Items from a dataset
---
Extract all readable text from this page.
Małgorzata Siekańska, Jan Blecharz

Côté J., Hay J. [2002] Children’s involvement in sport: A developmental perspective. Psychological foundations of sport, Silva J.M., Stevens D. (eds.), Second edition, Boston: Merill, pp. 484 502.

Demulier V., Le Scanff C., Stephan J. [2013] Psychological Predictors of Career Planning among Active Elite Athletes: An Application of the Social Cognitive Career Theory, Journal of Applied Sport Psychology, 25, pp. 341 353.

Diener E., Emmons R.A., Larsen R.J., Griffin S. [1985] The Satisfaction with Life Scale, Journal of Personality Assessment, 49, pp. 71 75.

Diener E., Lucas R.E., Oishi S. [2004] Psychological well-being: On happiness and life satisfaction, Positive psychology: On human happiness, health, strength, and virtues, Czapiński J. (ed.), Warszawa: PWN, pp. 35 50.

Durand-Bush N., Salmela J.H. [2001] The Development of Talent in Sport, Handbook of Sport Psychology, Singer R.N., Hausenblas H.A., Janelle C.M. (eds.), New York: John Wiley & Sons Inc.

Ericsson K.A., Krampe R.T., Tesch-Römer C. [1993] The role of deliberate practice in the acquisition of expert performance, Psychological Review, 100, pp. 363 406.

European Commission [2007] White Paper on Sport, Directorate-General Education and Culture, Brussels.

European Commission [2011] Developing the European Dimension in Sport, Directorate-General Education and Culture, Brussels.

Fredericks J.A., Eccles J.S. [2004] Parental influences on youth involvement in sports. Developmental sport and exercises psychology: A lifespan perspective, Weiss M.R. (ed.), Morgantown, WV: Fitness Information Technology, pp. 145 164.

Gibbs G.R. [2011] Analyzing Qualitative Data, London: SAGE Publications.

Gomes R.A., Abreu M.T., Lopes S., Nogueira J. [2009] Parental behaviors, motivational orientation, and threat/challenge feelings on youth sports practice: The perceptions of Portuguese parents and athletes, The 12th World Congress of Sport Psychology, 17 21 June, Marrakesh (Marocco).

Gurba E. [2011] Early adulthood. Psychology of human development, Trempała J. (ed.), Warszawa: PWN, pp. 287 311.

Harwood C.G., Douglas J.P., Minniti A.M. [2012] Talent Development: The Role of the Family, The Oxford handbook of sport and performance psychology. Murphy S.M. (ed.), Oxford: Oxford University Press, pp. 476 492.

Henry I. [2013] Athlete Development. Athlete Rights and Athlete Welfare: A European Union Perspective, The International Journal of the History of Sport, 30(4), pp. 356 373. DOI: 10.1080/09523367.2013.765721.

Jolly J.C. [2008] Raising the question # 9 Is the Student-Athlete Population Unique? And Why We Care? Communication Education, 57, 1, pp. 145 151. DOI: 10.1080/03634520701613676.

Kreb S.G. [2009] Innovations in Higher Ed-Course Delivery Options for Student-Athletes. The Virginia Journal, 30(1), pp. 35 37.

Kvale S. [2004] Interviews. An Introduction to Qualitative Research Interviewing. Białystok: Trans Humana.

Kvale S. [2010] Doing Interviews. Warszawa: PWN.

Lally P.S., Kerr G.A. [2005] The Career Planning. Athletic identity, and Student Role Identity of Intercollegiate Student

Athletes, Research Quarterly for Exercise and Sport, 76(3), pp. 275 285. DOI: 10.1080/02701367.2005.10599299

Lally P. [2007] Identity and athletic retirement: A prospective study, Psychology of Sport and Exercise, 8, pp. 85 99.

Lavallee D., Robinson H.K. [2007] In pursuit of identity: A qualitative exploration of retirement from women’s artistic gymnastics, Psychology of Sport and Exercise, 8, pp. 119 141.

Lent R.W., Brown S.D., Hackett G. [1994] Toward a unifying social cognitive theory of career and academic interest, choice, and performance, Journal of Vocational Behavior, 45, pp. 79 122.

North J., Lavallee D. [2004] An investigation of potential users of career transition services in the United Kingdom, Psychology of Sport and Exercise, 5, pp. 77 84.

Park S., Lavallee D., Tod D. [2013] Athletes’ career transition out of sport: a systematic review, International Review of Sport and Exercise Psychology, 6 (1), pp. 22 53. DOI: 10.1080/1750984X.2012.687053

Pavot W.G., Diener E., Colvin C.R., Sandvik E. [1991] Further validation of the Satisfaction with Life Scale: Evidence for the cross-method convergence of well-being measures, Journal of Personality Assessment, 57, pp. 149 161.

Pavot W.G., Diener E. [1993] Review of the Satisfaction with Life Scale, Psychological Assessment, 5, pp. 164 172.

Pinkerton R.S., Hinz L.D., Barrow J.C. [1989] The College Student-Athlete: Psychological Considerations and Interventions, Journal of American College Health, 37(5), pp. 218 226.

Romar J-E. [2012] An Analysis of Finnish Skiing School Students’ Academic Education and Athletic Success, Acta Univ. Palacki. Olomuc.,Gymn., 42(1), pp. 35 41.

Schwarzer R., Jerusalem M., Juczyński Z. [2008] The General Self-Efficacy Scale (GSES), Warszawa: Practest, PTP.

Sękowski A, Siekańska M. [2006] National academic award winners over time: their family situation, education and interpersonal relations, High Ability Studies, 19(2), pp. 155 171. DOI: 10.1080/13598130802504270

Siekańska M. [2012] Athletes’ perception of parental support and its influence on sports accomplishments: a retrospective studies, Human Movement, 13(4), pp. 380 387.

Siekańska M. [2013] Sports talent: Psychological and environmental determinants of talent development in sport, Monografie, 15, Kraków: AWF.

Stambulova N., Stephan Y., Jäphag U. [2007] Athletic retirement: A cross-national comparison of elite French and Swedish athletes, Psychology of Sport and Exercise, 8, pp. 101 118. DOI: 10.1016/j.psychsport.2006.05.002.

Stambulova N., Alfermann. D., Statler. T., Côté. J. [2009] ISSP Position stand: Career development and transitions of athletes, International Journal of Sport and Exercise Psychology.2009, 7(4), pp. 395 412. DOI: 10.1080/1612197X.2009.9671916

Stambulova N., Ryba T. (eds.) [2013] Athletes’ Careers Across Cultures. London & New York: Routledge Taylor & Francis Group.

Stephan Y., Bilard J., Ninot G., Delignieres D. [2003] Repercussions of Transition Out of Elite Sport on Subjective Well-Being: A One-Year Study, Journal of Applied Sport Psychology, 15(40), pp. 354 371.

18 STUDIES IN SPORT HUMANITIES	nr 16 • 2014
---
WRITTEN EXERCISE: Each entry is to be returned in full, character for character.

SOLUTION TO THIS EXERCISE:
Extract all readable text from this page.
Małgorzata Siekańska, Jan Blecharz

Côté J., Hay J. [2002] Children’s involvement in sport: A developmental perspective. Psychological foundations of sport, Silva J.M., Stevens D. (eds.), Second edition, Boston: Merill, pp. 484 502.

Demulier V., Le Scanff C., Stephan J. [2013] Psychological Predictors of Career Planning among Active Elite Athletes: An Application of the Social Cognitive Career Theory, Journal of Applied Sport Psychology, 25, pp. 341 353.

Diener E., Emmons R.A., Larsen R.J., Griffin S. [1985] The Satisfaction with Life Scale, Journal of Personality Assessment, 49, pp. 71 75.

Diener E., Lucas R.E., Oishi S. [2004] Psychological well-being: On happiness and life satisfaction, Positive psychology: On human happiness, health, strength, and virtues, Czapiński J. (ed.), Warszawa: PWN, pp. 35 50.

Durand-Bush N., Salmela J.H. [2001] The Development of Talent in Sport, Handbook of Sport Psychology, Singer R.N., Hausenblas H.A., Janelle C.M. (eds.), New York: John Wiley & Sons Inc.

Ericsson K.A., Krampe R.T., Tesch-Römer C. [1993] The role of deliberate practice in the acquisition of expert performance, Psychological Review, 100, pp. 363 406.

European Commission [2007] White Paper on Sport, Directorate-General Education and Culture, Brussels.

European Commission [2011] Developing the European Dimension in Sport, Directorate-General Education and Culture, Brussels.

Fredericks J.A., Eccles J.S. [2004] Parental influences on youth involvement in sports. Developmental sport and exercises psychology: A lifespan perspective, Weiss M.R. (ed.), Morgantown, WV: Fitness Information Technology, pp. 145 164.

Gibbs G.R. [2011] Analyzing Qualitative Data, London: SAGE Publications.

Gomes R.A., Abreu M.T., Lopes S., Nogueira J. [2009] Parental behaviors, motivational orientation, and threat/challenge feelings on youth sports practice: The perceptions of Portuguese parents and athletes, The 12th World Congress of Sport Psychology, 17 21 June, Marrakesh (Marocco).

Gurba E. [2011] Early adulthood. Psychology of human development, Trempała J. (ed.), Warszawa: PWN, pp. 287 311.

Harwood C.G., Douglas J.P., Minniti A.M. [2012] Talent Development: The Role of the Family, The Oxford handbook of sport and performance psychology. Murphy S.M. (ed.), Oxford: Oxford University Press, pp. 476 492.

Henry I. [2013] Athlete Development. Athlete Rights and Athlete Welfare: A European Union Perspective, The International Journal of the History of Sport, 30(4), pp. 356 373. DOI: 10.1080/09523367.2013.765721.

Jolly J.C. [2008] Raising the question # 9 Is the Student-Athlete Population Unique? And Why We Care? Communication Education, 57, 1, pp. 145 151. DOI: 10.1080/03634520701613676.

Kreb S.G. [2009] Innovations in Higher Ed-Course Delivery Options for Student-Athletes. The Virginia Journal, 30(1), pp. 35 37.

Kvale S. [2004] Interviews. An Introduction to Qualitative Research Interviewing. Białystok: Trans Humana.

Kvale S. [2010] Doing Interviews. Warszawa: PWN.

Lally P.S., Kerr G.A. [2005] The Career Planning. Athletic identity, and Student Role Identity of Intercollegiate Student

Athletes, Research Quarterly for Exercise and Sport, 76(3), pp. 275 285. DOI: 10.1080/02701367.2005.10599299

Lally P. [2007] Identity and athletic retirement: A prospective study, Psychology of Sport and Exercise, 8, pp. 85 99.

Lavallee D., Robinson H.K. [2007] In pursuit of identity: A qualitative exploration of retirement from women’s artistic gymnastics, Psychology of Sport and Exercise, 8, pp. 119 141.

Lent R.W., Brown S.D., Hackett G. [1994] Toward a unifying social cognitive theory of career and academic interest, choice, and performance, Journal of Vocational Behavior, 45, pp. 79 122.

North J., Lavallee D. [2004] An investigation of potential users of career transition services in the United Kingdom, Psychology of Sport and Exercise, 5, pp. 77 84.

Park S., Lavallee D., Tod D. [2013] Athletes’ career transition out of sport: a systematic review, International Review of Sport and Exercise Psychology, 6 (1), pp. 22 53. DOI: 10.1080/1750984X.2012.687053

Pavot W.G., Diener E., Colvin C.R., Sandvik E. [1991] Further validation of the Satisfaction with Life Scale: Evidence for the cross-method convergence of well-being measures, Journal of Personality Assessment, 57, pp. 149 161.

Pavot W.G., Diener E. [1993] Review of the Satisfaction with Life Scale, Psychological Assessment, 5, pp. 164 172.

Pinkerton R.S., Hinz L.D., Barrow J.C. [1989] The College Student-Athlete: Psychological Considerations and Interventions, Journal of American College Health, 37(5), pp. 218 226.

Romar J-E. [2012] An Analysis of Finnish Skiing School Students’ Academic Education and Athletic Success, Acta Univ. Palacki. Olomuc.,Gymn., 42(1), pp. 35 41.

Schwarzer R., Jerusalem M., Juczyński Z. [2008] The General Self-Efficacy Scale (GSES), Warszawa: Practest, PTP.

Sękowski A, Siekańska M. [2006] National academic award winners over time: their family situation, education and interpersonal relations, High Ability Studies, 19(2), pp. 155 171. DOI: 10.1080/13598130802504270

Siekańska M. [2012] Athletes’ perception of parental support and its influence on sports accomplishments: a retrospective studies, Human Movement, 13(4), pp. 380 387.

Siekańska M. [2013] Sports talent: Psychological and environmental determinants of talent development in sport, Monografie, 15, Kraków: AWF.

Stambulova N., Stephan Y., Jäphag U. [2007] Athletic retirement: A cross-national comparison of elite French and Swedish athletes, Psychology of Sport and Exercise, 8, pp. 101 118. DOI: 10.1016/j.psychsport.2006.05.002.

Stambulova N., Alfermann. D., Statler. T., Côté. J. [2009] ISSP Position stand: Career development and transitions of athletes, International Journal of Sport and Exercise Psychology.2009, 7(4), pp. 395 412. DOI: 10.1080/1612197X.2009.9671916

Stambulova N., Ryba T. (eds.) [2013] Athletes’ Careers Across Cultures. London & New York: Routledge Taylor & Francis Group.

Stephan Y., Bilard J., Ninot G., Delignieres D. [2003] Repercussions of Transition Out of Elite Sport on Subjective Well-Being: A One-Year Study, Journal of Applied Sport Psychology, 15(40), pp. 354 371.

18 STUDIES IN SPORT HUMANITIES	nr 16 • 2014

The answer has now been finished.